Supplied text.
★ ★ ★ ★ ★ ★ ★

CLICK HERE to read the original editorial on Kokomo Tribune.

Before ceremonially signing two bills he hopes will facilitate high-speed Internet expansion in rural Indiana, Gov. Mike Pence touted the state’s best-in-the-Midwest unemployment rate back in July.

He held up a newspaper that prominently displayed the state’s 4.9 percent June jobless figure and suggested the “fix” to the so-called Religious Freedom Restoration Act worked.

“I think our economy speaks for itself,” the governor said this past summer. “Our economy is strong and growing stronger.”

For Pence, the RFRA crisis, which sparked boycotts, scuttled previously announced business expansions and led tourists to cancel Indiana travel plans last year, is over.

Judging from Tuesday’s State of the State address, his opinion hasn’t changed.

“I will not support any bill that diminishes the religious freedom of Hoosiers or that interferes with the constitutional rights of our citizens to live out their beliefs in worship, service or work,” he said of extending civil rights protections to LGBT.

★ ★ ★ ★ ★ ★ ★

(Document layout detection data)
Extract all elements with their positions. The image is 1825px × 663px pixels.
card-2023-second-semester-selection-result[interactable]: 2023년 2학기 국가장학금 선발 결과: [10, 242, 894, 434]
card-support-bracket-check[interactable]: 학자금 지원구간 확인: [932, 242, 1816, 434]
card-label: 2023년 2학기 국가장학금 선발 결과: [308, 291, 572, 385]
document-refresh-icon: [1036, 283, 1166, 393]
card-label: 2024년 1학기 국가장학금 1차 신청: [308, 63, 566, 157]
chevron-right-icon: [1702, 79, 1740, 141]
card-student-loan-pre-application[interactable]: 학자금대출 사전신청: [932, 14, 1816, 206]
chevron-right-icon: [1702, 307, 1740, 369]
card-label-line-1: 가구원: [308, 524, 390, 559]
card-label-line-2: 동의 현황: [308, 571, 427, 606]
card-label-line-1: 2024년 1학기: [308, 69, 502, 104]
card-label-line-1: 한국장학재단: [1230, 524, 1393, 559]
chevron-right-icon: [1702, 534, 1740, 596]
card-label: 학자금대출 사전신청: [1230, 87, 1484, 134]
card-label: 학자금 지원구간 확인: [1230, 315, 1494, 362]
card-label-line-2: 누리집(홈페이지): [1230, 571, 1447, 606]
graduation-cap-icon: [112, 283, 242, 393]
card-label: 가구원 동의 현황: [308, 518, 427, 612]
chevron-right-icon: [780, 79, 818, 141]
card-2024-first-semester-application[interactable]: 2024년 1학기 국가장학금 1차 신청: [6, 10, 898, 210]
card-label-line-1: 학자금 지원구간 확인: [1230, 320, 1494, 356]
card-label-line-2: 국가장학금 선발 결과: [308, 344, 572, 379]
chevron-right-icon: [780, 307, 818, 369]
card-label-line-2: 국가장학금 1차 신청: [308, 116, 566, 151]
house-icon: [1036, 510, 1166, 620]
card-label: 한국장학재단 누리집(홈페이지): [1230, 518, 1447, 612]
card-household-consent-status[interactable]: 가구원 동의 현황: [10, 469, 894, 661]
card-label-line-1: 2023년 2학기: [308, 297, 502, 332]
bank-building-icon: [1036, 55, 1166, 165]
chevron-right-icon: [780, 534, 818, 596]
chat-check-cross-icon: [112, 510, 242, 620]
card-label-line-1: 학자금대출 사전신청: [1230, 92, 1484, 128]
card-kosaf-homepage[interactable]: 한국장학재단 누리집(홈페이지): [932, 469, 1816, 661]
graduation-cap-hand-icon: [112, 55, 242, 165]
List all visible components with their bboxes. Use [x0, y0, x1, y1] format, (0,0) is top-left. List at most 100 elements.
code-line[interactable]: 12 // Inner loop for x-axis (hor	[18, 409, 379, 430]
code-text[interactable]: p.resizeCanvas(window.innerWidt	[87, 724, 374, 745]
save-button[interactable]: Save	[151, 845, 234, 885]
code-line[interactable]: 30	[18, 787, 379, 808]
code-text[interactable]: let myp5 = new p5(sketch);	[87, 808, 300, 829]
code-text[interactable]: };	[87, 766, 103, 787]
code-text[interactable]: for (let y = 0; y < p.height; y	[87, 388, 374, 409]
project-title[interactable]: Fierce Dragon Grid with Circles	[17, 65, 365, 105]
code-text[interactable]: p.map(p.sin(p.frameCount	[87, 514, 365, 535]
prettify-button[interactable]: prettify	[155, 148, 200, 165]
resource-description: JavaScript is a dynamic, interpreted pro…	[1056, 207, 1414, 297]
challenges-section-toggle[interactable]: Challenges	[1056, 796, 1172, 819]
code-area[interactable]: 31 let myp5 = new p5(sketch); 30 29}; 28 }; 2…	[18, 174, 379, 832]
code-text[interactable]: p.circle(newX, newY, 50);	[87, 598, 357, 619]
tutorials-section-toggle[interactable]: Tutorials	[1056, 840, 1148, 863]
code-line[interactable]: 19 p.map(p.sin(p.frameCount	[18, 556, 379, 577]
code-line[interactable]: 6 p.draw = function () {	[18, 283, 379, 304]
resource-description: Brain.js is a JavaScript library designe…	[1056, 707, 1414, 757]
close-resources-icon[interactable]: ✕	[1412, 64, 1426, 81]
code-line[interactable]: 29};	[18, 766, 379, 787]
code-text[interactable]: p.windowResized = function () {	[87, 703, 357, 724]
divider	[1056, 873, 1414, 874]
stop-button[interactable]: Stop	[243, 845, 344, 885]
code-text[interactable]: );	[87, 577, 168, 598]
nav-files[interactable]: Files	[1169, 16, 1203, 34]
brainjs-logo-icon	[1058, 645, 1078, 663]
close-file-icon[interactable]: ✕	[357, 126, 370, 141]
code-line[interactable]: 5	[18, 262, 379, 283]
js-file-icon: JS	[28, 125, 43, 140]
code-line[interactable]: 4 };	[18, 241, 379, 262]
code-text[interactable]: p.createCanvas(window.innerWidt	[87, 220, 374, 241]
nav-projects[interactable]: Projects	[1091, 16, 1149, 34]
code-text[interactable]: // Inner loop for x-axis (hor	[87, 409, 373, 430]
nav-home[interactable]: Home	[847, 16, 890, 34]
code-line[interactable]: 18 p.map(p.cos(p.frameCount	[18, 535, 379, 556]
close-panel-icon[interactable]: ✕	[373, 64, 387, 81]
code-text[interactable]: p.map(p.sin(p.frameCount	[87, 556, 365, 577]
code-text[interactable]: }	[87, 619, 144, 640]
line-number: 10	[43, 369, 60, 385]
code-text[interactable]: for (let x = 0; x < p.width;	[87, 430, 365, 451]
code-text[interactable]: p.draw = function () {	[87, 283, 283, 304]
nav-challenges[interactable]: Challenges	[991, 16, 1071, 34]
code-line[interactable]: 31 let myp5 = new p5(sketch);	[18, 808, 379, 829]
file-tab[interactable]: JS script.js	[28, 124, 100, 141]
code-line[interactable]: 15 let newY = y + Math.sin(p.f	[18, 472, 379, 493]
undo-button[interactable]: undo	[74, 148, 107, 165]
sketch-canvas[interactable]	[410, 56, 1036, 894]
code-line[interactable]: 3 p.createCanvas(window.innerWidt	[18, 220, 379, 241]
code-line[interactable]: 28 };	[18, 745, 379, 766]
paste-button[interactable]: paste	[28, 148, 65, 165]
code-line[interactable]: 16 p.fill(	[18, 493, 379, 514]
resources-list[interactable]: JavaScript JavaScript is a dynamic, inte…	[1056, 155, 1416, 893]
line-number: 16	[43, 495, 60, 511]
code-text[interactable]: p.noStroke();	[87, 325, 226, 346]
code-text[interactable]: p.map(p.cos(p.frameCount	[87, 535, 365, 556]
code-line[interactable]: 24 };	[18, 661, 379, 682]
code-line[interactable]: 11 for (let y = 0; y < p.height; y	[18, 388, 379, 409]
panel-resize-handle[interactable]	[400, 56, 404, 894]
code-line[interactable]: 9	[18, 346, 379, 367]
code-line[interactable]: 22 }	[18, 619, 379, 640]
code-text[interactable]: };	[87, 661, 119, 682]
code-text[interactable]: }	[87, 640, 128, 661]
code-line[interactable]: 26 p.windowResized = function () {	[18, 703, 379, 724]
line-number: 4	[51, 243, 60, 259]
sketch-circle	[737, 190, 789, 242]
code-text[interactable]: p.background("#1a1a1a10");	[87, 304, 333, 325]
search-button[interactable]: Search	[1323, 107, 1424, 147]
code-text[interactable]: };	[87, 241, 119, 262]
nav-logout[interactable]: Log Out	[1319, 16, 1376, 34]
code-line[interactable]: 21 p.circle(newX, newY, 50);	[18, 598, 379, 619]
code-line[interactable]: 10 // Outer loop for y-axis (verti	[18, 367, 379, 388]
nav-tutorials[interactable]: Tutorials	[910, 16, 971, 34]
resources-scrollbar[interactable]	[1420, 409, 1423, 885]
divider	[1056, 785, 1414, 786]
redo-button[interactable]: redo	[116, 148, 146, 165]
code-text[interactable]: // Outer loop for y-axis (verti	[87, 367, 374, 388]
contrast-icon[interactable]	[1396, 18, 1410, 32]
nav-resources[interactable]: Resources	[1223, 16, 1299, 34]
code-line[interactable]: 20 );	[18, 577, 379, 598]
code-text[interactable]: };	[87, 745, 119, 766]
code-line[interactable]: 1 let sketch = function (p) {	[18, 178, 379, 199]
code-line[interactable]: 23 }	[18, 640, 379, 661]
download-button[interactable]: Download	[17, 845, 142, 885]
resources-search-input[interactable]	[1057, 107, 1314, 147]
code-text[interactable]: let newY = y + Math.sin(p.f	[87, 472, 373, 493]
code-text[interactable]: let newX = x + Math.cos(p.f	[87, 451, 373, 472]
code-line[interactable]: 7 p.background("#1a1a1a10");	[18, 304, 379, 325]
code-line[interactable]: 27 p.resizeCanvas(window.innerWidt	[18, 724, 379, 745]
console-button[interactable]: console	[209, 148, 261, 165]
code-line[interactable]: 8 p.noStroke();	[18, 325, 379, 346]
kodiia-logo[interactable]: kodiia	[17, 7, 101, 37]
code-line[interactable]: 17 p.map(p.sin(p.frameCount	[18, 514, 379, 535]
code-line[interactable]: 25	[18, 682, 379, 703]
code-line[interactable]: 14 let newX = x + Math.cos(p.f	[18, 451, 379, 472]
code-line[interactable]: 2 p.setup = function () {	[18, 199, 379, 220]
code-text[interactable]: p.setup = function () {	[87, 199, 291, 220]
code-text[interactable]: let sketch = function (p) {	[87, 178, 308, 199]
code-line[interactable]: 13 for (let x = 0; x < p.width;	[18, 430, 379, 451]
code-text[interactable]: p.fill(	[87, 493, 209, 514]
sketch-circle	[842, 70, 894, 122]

★ ★ ★ ★ ★ ★ ★

Your assignment. List every effect that the editorial on Governor Pence attributes to the RFRA crisis.

Answer to this problem.
- It sparked boycotts.
- It scuttled previously announced business expansions.
- It led tourists to cancel Indiana travel plans.